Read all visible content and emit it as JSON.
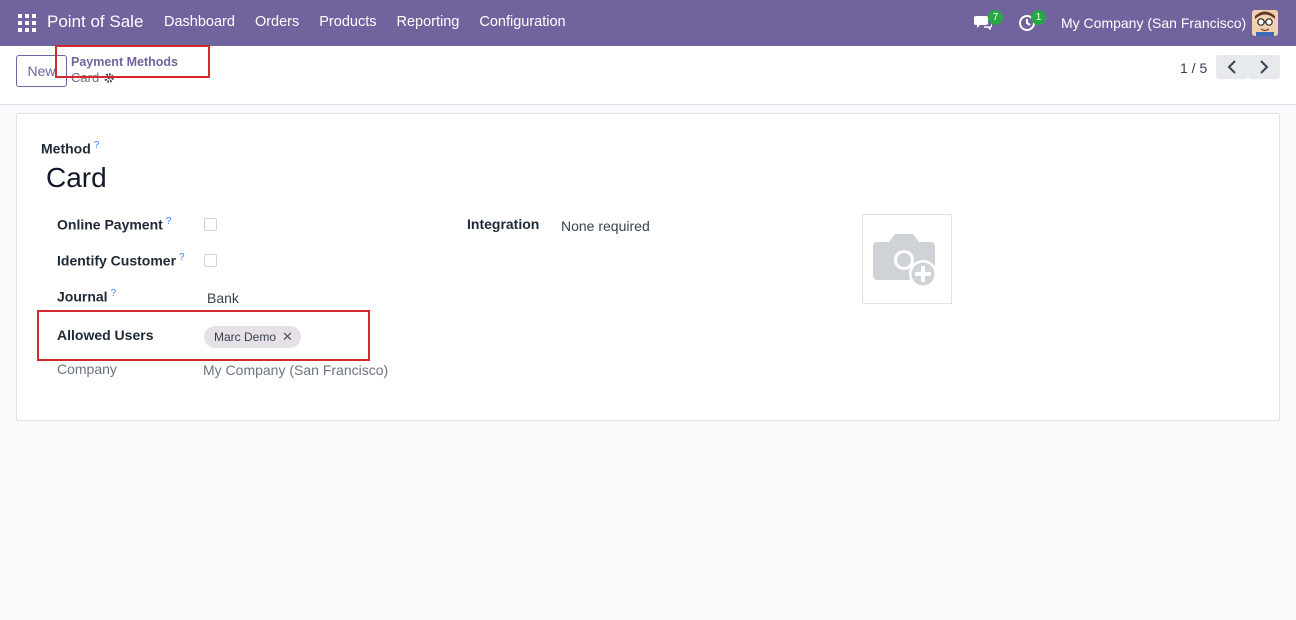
{
  "navbar": {
    "brand": "Point of Sale",
    "menu": [
      "Dashboard",
      "Orders",
      "Products",
      "Reporting",
      "Configuration"
    ],
    "chat_count": "7",
    "activity_count": "1",
    "company": "My Company (San Francisco)"
  },
  "control": {
    "new_label": "New",
    "breadcrumb_parent": "Payment Methods",
    "breadcrumb_current": "Card",
    "pager": "1 / 5"
  },
  "form": {
    "method_label": "Method",
    "method_value": "Card",
    "online_payment_label": "Online Payment",
    "online_payment_checked": false,
    "identify_customer_label": "Identify Customer",
    "identify_customer_checked": false,
    "journal_label": "Journal",
    "journal_value": "Bank",
    "allowed_users_label": "Allowed Users",
    "allowed_users": [
      "Marc Demo"
    ],
    "company_label": "Company",
    "company_value": "My Company (San Francisco)",
    "integration_label": "Integration",
    "integration_value": "None required",
    "help_mark": "?"
  },
  "colors": {
    "navbar": "#71639e",
    "highlight": "#d32b2b",
    "help": "#3b82f6"
  }
}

-------------------------

**WORK TO COMPLETE:** Pictures in the records must not appear in the copy; transcribe everything else precisely.

**EXERCISE RESULT:**
Read all visible content and emit it as JSON.
{
  "navbar": {
    "brand": "Point of Sale",
    "menu": [
      "Dashboard",
      "Orders",
      "Products",
      "Reporting",
      "Configuration"
    ],
    "chat_count": "7",
    "activity_count": "1",
    "company": "My Company (San Francisco)"
  },
  "control": {
    "new_label": "New",
    "breadcrumb_parent": "Payment Methods",
    "breadcrumb_current": "Card",
    "pager": "1 / 5"
  },
  "form": {
    "method_label": "Method",
    "method_value": "Card",
    "online_payment_label": "Online Payment",
    "online_payment_checked": false,
    "identify_customer_label": "Identify Customer",
    "identify_customer_checked": false,
    "journal_label": "Journal",
    "journal_value": "Bank",
    "allowed_users_label": "Allowed Users",
    "allowed_users": [
      "Marc Demo"
    ],
    "company_label": "Company",
    "company_value": "My Company (San Francisco)",
    "integration_label": "Integration",
    "integration_value": "None required",
    "help_mark": "?"
  },
  "colors": {
    "navbar": "#71639e",
    "highlight": "#d32b2b",
    "help": "#3b82f6"
  }
}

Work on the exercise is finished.